──────── 节选原文
前几天,我采访了几位在上海封城中的朋友,最终呈现的,是一篇情绪极其稳定的报道——他们收入没有下降、遭遇过物资短缺但也安然度过,未来并不打算离开上海。
当然,你不必怀疑这篇采访的真实性。只不过,作为一个有“觉悟”的自媒体作者,我很清楚知道舆论的红线在哪。如今,上海疫情前期处理的某些失误已经被定调为“对清零政策认识不坚定”,因此,在这篇忠于事实的采访里,思虑再三,我把某位对于防疫政策的思考也拿掉了。这是我在这篇采访里,对他们回答作的唯一改动。
在聊天中,他是这样说的:“真实的上海,就是介于官媒和外媒之间吧!”
3月22日,上海,一位老人在吹萨克斯(不插电供图) 3月22日,上海,一位老人在吹萨克斯(不插电供图)
一叶可知秋,两位情绪稳定的沪漂,却绝对反映不了2500万人封城日与夜中的悲与喜。
────────────────
──────── 所给数据
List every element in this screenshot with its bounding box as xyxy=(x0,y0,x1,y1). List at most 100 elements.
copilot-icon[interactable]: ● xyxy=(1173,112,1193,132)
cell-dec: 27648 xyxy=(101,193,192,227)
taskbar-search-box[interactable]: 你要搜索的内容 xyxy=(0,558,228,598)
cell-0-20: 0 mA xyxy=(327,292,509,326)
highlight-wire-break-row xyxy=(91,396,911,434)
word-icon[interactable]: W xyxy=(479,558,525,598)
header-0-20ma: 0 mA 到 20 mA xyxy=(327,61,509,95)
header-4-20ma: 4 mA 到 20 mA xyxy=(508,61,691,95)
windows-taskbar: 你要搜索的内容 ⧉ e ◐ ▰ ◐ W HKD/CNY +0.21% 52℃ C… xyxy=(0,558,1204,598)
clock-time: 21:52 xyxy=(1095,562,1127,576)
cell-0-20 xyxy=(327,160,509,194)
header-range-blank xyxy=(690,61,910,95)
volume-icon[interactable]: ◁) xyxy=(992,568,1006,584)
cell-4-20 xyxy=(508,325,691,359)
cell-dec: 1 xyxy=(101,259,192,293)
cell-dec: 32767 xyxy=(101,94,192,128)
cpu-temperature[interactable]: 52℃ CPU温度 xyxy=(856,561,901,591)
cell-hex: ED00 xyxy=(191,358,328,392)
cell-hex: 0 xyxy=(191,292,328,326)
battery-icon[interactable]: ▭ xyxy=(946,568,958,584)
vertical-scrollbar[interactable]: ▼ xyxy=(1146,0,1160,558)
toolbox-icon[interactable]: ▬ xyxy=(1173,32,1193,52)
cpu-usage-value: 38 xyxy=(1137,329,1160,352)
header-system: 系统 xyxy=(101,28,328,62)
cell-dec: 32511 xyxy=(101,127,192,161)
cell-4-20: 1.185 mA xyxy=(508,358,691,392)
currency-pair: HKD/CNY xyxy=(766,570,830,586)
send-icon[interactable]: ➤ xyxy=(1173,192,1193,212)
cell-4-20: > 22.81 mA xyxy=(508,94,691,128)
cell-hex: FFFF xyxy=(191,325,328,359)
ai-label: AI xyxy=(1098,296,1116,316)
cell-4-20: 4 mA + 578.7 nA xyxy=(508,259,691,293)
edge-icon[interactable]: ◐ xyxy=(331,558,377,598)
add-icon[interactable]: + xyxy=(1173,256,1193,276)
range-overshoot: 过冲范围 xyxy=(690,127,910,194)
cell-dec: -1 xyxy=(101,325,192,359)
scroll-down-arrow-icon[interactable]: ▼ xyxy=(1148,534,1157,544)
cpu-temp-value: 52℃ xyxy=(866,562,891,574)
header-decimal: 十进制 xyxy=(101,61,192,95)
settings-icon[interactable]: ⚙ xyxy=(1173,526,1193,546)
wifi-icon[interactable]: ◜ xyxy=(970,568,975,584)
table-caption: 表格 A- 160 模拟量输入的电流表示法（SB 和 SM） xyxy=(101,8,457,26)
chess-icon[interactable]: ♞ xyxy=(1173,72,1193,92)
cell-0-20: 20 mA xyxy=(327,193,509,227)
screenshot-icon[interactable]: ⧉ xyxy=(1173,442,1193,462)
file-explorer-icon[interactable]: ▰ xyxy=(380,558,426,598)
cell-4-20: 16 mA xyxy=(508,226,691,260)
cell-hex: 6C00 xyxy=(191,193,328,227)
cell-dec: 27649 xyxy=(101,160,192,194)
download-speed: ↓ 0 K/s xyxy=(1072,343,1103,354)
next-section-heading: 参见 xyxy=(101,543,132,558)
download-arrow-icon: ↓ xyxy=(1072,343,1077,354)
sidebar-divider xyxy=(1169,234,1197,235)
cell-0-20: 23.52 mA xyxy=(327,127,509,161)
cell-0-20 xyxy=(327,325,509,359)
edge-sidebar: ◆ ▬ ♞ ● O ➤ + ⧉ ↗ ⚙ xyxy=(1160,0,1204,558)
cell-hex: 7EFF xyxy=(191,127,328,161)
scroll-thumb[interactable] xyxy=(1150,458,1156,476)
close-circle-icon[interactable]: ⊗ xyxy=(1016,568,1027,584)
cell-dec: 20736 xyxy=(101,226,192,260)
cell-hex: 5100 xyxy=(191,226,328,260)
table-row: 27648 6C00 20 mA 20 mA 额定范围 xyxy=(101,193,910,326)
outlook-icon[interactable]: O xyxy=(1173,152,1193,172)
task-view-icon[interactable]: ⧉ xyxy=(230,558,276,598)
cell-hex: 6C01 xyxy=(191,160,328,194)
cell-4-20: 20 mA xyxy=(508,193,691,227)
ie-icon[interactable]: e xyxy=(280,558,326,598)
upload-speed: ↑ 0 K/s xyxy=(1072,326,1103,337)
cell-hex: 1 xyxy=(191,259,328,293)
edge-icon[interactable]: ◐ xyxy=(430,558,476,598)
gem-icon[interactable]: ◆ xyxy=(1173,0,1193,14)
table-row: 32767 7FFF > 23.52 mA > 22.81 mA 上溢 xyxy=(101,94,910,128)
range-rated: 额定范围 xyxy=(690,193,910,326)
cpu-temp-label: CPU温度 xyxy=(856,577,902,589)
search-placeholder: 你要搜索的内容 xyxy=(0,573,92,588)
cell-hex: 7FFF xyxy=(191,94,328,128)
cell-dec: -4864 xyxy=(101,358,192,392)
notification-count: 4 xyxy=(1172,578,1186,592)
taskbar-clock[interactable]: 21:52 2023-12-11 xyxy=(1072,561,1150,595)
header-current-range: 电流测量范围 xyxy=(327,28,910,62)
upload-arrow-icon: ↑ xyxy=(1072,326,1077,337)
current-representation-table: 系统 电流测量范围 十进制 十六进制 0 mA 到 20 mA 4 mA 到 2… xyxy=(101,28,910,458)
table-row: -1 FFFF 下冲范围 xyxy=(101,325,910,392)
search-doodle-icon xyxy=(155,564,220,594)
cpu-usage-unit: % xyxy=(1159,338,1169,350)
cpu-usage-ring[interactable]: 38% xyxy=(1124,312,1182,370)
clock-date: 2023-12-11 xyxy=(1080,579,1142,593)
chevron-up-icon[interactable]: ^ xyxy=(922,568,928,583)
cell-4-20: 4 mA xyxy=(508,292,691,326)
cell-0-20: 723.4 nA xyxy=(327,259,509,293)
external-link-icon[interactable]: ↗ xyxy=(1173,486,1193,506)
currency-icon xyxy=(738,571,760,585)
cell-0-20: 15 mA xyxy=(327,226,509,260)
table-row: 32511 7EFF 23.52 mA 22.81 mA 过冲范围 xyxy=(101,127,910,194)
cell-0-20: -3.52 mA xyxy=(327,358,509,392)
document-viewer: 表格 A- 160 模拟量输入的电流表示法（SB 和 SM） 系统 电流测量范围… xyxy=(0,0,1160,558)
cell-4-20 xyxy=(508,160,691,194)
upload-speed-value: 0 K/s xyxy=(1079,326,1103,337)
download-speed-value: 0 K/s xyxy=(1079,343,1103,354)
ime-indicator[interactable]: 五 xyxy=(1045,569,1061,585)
────────────────
#### [练习要求]
请从最后一句之后续写这篇谈上海封城采访的文章。 这些数据与本练习毫无关系。

#### [例题解答]
他们都是很幸运的——没有患基础疾病或特殊疾病,公司足额发放了薪资,没有进入方舱医院隔离……
从统计学上说,有幸运的少数,就有不幸的少数——比如需要定时透析的肾病患者,比如手停口停的基层打工者,比如面临与幼子分离的感染者……
以上困境,一个人无论遭遇哪一样,都已经足够造成巨大的冲击。
时代一粒沙,落在个人头上就是一座山。
大白集结(不插电供图)
极其幸运和极其不幸都是少数,沉默的则是大多数,就如同绝对黑与白中不起眼的一大片灰色,生活是不便的,内心是煎熬的,但总要情绪稳定地过下去。
在这次采访前,其实有数度与上海的朋友联系。
与大家想象中的不同,每次,他们都会快速结束话题,不会大吐苦水,也不会抨击时政。
近两个月,民间有数度与上海“深度共鸣”,比如不久前那个神奇的良夜。但到了上海朋友这边,面对外界沸腾的恻隐之心,却都平静得像个深海。
某天,听到一首歌,有两句是这样唱的:
灰色是不想说,蓝色是忧郁。
我忽然理解了他们,像祥林嫂一样逢人就说的,是创伤后应激综合症,大多数还在经历一切的上海人,就像喜剧电影中的周星驰,自己都不知道该摆出什么表情。
上海,图片来自网络
No.3│叁
灰色是不想说的,又何止上海人!
最近,各个城市都发布了4月底相关数据。一个字形容——惨!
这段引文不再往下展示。